**TASK SET:**
(1) In the article on one undergraduate's journaling, what made Angelica Herrera anxious during her junior year of high school? Answer in one to three sentences.
(2) Answer these questions from the article on one undergraduate's journaling:
(a) What kind of study is the article drawn from?
(b) In what city and state was Angelica's high school?
(c) When did she write the journal entry that is quoted?

**ARTICLE:**
Content area
Full Text
Drawn from a longitudinal ethnographic study, this article elaborates the trajectories linking one undergraduate's extracurricular journaling to her school writing and her emerging identity as a journalist. This portrait of literate development highlights how our sense of ourselves as literate persons is forged in the interplay of multiple encounters with literacy, private as well as public, and how authoring a literate life means engaging in the ongoing work of reconciling the conflicts and synergies among them.
Anticipating her graduation from the urban high school she attended in Chicago, Illinois, Angelica Herrera (her real name)1 looked forward to pursuing her longstanding interest in, as she put it, "doing something with writing," and attending college was an important step toward that goal. After several months of filling out application materials during her junior year of high school, the thought that this dream might go unrealized due to her low grades and standardized test scores caused her no small amount of anxiety. In the following journal entry from August 2000, the summer after her junior year, Angelica expresses her fear that her plans might be cut short, and more importantly, that her voice might go unheard:
On top of it all, I'm stressing out over what school is going to believe enough in me to accept me. I'm afraid that if I don't get into a great school, the world will never hear Angelica Herrera. How do I prove I'm good enough for these schools if they don't know me? I mean really know me. My grades and ACT scores do not reflect how good of a student-person I am. How are they supposed to tell just how promising a student I am? How are you supposed to feel like it's worth going blindly into an institution where nobody cares how you contribute to the world? I pray somebody hears the honesty I am proclaiming in my words. If nobody listens, nobody hears the voices of the might-be-greats.

**ENTRIES PROVIDED:**
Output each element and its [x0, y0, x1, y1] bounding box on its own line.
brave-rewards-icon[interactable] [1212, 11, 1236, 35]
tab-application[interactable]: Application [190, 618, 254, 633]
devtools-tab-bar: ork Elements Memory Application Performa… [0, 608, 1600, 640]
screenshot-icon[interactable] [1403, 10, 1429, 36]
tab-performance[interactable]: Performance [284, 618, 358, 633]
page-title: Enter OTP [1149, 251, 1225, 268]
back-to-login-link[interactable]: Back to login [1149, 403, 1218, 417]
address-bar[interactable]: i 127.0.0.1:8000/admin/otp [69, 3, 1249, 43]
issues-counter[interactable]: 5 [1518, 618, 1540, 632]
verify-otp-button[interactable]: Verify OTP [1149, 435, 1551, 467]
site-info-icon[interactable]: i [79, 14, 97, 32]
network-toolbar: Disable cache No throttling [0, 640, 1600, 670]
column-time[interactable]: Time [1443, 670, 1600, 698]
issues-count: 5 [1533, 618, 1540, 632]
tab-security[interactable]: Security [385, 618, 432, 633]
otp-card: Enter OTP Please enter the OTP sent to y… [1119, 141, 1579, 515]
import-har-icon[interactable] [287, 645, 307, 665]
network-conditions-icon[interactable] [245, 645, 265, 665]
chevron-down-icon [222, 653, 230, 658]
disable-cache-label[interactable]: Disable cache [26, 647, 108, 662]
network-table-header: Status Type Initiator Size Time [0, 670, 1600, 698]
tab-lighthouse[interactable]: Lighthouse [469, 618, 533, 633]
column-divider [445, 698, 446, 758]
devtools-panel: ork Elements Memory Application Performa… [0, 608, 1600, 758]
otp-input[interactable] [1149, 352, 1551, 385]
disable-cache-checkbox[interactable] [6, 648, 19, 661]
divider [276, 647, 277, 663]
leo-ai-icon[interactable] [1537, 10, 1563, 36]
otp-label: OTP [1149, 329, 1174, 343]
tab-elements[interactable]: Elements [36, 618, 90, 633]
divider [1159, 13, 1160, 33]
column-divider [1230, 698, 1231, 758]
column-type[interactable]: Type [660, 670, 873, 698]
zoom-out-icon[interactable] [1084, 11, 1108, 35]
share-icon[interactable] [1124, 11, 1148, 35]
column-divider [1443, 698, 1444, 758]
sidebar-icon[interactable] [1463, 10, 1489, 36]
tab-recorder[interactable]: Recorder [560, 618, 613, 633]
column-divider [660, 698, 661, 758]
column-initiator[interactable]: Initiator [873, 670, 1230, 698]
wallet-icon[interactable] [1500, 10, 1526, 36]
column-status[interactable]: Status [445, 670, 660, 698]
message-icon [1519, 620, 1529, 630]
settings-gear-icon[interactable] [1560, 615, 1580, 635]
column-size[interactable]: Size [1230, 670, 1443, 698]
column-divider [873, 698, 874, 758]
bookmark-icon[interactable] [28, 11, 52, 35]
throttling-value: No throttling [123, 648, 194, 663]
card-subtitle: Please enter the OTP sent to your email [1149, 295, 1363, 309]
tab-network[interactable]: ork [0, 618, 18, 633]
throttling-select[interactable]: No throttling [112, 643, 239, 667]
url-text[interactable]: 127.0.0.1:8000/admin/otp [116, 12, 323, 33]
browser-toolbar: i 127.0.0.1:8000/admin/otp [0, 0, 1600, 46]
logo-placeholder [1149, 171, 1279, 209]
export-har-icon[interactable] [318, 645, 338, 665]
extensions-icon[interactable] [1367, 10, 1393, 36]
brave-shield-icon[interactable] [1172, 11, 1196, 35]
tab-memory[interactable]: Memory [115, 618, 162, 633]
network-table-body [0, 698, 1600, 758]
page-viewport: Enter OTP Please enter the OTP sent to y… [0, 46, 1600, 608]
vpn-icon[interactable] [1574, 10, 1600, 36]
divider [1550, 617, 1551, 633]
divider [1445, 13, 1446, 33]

**OUTPUTS IN ORDER:**
(1) She feared that her dream of attending college and "doing something with writing" might go unrealized because her grades and standardized test scores were low.

(2)
(a) A longitudinal ethnographic study.
(b) Chicago, Illinois.
(c) In August 2000, the summer after her junior year.